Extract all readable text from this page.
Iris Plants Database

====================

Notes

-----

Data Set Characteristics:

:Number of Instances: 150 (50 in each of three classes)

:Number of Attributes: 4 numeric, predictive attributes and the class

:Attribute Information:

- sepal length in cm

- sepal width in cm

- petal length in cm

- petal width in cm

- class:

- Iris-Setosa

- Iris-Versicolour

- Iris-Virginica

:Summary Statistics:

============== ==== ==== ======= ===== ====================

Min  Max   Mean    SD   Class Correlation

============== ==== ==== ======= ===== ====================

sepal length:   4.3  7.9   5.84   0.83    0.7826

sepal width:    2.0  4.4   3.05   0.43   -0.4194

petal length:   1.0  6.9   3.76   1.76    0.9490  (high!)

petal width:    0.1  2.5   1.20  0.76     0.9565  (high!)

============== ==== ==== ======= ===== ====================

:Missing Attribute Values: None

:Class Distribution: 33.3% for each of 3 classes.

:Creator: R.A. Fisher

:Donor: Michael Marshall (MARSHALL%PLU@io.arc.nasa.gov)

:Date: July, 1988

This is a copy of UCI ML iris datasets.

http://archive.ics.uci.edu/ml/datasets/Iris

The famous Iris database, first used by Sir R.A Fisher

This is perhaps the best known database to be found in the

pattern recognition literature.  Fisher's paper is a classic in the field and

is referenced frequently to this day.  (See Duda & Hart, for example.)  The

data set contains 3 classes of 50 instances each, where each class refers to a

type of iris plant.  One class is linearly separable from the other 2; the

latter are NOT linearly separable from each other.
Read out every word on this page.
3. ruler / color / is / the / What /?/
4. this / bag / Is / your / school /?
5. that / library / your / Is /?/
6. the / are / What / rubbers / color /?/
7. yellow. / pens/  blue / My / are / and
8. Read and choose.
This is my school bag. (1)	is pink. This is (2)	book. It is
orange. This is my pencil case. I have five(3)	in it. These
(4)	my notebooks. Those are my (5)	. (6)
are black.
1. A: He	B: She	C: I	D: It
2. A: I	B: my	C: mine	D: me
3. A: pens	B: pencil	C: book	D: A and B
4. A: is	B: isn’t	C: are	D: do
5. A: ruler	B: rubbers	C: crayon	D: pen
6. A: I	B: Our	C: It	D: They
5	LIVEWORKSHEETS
· · · · ·
▶ **TASK TO COMPLETE**:
Identify the lines in the records above that contain the word "classes", then state how many there are and nothing more.

▶ **SOLUTION FOR THIS TASK**:
3